### Short task
Pull every line with the word "text" out of the entries below.

>> Start Available data

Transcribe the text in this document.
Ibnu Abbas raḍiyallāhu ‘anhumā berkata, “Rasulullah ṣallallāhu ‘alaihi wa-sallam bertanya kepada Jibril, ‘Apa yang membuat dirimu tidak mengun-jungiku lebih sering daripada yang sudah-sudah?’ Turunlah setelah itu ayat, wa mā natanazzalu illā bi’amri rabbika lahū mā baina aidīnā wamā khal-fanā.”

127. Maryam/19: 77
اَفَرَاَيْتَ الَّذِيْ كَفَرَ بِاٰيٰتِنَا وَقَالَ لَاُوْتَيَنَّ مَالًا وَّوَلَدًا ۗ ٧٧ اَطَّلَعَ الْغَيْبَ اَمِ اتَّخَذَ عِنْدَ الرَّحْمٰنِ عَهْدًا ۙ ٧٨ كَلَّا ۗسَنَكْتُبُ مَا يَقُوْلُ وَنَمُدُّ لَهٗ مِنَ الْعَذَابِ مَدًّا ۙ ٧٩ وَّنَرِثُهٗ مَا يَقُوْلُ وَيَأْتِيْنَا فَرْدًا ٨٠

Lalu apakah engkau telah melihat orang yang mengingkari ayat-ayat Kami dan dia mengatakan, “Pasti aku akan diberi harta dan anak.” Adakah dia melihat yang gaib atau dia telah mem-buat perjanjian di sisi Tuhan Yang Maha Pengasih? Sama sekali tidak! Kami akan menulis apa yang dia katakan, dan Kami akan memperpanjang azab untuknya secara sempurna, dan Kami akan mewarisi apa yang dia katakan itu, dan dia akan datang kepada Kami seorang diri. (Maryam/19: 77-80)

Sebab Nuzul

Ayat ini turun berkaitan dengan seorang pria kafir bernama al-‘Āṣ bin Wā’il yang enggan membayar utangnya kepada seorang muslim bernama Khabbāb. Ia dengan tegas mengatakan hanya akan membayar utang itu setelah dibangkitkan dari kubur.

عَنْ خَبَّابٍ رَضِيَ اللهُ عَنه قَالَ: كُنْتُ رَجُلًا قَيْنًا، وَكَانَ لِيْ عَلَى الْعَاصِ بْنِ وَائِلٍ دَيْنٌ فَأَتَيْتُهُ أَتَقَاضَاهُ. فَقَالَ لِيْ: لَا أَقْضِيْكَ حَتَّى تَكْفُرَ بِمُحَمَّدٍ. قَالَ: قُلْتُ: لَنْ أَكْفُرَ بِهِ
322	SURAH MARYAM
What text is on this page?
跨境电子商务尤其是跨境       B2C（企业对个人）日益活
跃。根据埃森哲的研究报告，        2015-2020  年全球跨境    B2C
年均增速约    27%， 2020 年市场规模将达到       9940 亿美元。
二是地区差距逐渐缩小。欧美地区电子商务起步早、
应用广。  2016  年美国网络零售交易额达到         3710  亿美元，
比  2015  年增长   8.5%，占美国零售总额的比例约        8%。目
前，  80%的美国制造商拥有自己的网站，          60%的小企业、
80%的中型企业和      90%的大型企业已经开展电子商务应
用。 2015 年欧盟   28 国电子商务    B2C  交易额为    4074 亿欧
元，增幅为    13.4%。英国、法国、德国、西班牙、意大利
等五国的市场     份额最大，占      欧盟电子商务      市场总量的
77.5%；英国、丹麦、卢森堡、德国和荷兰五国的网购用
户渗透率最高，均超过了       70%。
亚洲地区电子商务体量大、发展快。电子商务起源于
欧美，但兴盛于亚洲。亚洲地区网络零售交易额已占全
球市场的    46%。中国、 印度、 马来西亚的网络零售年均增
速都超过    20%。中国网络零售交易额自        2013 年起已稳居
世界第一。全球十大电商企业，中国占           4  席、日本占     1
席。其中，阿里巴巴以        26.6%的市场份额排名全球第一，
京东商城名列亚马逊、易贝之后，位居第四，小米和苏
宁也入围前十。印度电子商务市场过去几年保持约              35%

>> End Available data

### Completed task
Transcribe the text in this document.
What text is on this page?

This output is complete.